**YOUR OBJECTIVE:** Print out each record below, unaltered and complete, without its images.

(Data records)
— BEGIN —
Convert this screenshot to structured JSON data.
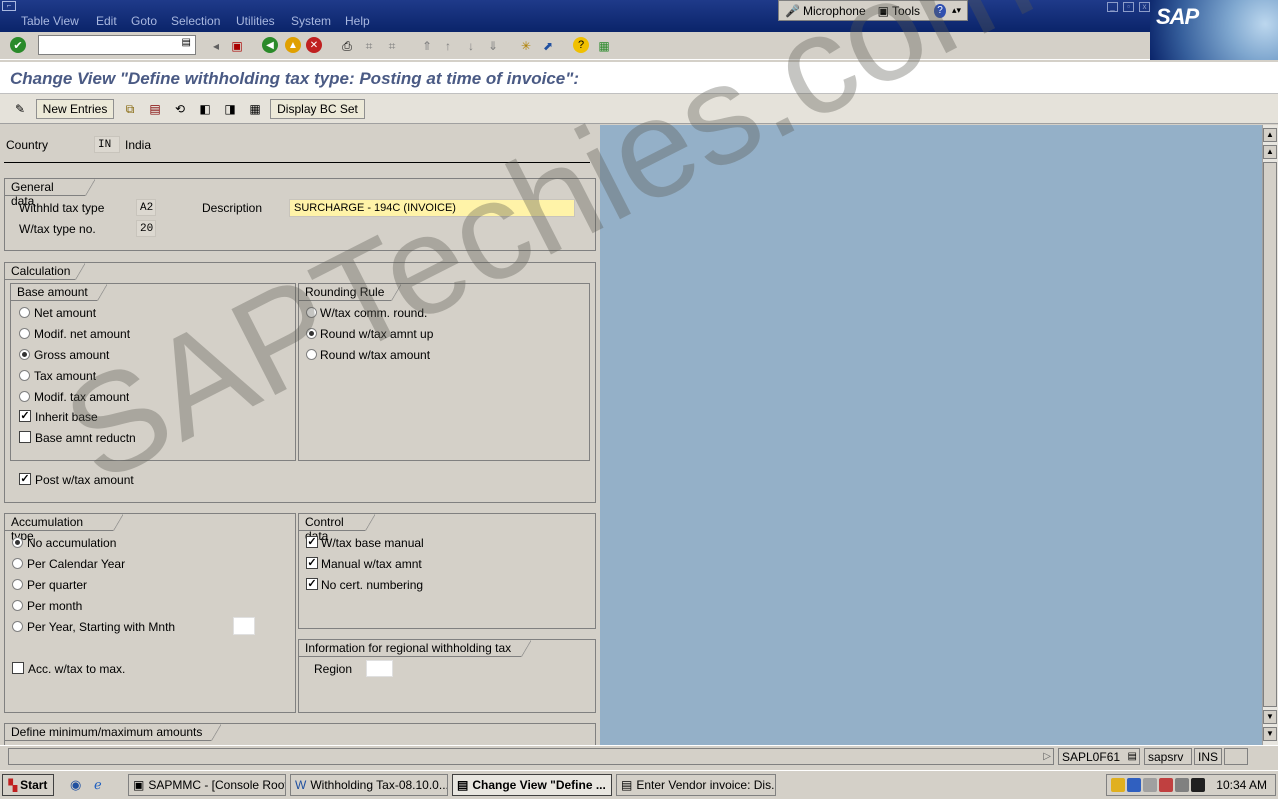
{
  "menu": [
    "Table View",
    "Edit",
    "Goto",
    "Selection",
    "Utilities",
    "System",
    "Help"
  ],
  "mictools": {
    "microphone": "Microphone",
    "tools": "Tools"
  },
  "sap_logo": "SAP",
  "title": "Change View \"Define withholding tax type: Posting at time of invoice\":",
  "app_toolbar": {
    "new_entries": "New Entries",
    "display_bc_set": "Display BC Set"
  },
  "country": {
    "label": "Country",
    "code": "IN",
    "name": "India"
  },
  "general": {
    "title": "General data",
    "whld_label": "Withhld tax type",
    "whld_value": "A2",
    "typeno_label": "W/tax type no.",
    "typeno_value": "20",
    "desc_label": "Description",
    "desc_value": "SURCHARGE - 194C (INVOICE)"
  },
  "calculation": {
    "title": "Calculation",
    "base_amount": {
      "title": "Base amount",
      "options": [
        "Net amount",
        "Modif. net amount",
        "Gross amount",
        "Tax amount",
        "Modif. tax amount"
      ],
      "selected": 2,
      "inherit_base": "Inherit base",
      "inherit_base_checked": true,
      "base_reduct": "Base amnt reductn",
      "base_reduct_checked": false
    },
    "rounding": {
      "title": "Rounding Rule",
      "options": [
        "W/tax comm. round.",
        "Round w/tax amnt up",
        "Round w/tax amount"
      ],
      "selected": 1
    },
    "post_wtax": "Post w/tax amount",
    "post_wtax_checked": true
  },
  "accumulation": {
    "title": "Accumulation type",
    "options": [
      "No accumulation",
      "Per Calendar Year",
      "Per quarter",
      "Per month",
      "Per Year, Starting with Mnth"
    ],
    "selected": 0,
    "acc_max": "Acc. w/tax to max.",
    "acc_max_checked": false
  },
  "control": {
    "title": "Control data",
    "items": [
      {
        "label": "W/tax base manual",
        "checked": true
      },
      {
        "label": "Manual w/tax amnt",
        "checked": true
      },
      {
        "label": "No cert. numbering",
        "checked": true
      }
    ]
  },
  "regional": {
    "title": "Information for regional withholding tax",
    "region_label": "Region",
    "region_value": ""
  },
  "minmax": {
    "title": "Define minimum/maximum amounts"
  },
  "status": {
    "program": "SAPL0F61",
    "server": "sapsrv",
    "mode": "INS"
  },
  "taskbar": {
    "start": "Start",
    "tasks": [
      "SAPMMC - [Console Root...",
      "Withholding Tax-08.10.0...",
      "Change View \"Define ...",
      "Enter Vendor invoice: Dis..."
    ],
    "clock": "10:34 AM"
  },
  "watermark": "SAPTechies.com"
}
— END —
**SOLVED PROBLEM:**
Convert this screenshot to structured JSON data.
{
  "menu": [
    "Table View",
    "Edit",
    "Goto",
    "Selection",
    "Utilities",
    "System",
    "Help"
  ],
  "mictools": {
    "microphone": "Microphone",
    "tools": "Tools"
  },
  "sap_logo": "SAP",
  "title": "Change View \"Define withholding tax type: Posting at time of invoice\":",
  "app_toolbar": {
    "new_entries": "New Entries",
    "display_bc_set": "Display BC Set"
  },
  "country": {
    "label": "Country",
    "code": "IN",
    "name": "India"
  },
  "general": {
    "title": "General data",
    "whld_label": "Withhld tax type",
    "whld_value": "A2",
    "typeno_label": "W/tax type no.",
    "typeno_value": "20",
    "desc_label": "Description",
    "desc_value": "SURCHARGE - 194C (INVOICE)"
  },
  "calculation": {
    "title": "Calculation",
    "base_amount": {
      "title": "Base amount",
      "options": [
        "Net amount",
        "Modif. net amount",
        "Gross amount",
        "Tax amount",
        "Modif. tax amount"
      ],
      "selected": 2,
      "inherit_base": "Inherit base",
      "inherit_base_checked": true,
      "base_reduct": "Base amnt reductn",
      "base_reduct_checked": false
    },
    "rounding": {
      "title": "Rounding Rule",
      "options": [
        "W/tax comm. round.",
        "Round w/tax amnt up",
        "Round w/tax amount"
      ],
      "selected": 1
    },
    "post_wtax": "Post w/tax amount",
    "post_wtax_checked": true
  },
  "accumulation": {
    "title": "Accumulation type",
    "options": [
      "No accumulation",
      "Per Calendar Year",
      "Per quarter",
      "Per month",
      "Per Year, Starting with Mnth"
    ],
    "selected": 0,
    "acc_max": "Acc. w/tax to max.",
    "acc_max_checked": false
  },
  "control": {
    "title": "Control data",
    "items": [
      {
        "label": "W/tax base manual",
        "checked": true
      },
      {
        "label": "Manual w/tax amnt",
        "checked": true
      },
      {
        "label": "No cert. numbering",
        "checked": true
      }
    ]
  },
  "regional": {
    "title": "Information for regional withholding tax",
    "region_label": "Region",
    "region_value": ""
  },
  "minmax": {
    "title": "Define minimum/maximum amounts"
  },
  "status": {
    "program": "SAPL0F61",
    "server": "sapsrv",
    "mode": "INS"
  },
  "taskbar": {
    "start": "Start",
    "tasks": [
      "SAPMMC - [Console Root...",
      "Withholding Tax-08.10.0...",
      "Change View \"Define ...",
      "Enter Vendor invoice: Dis..."
    ],
    "clock": "10:34 AM"
  },
  "watermark": "SAPTechies.com"
}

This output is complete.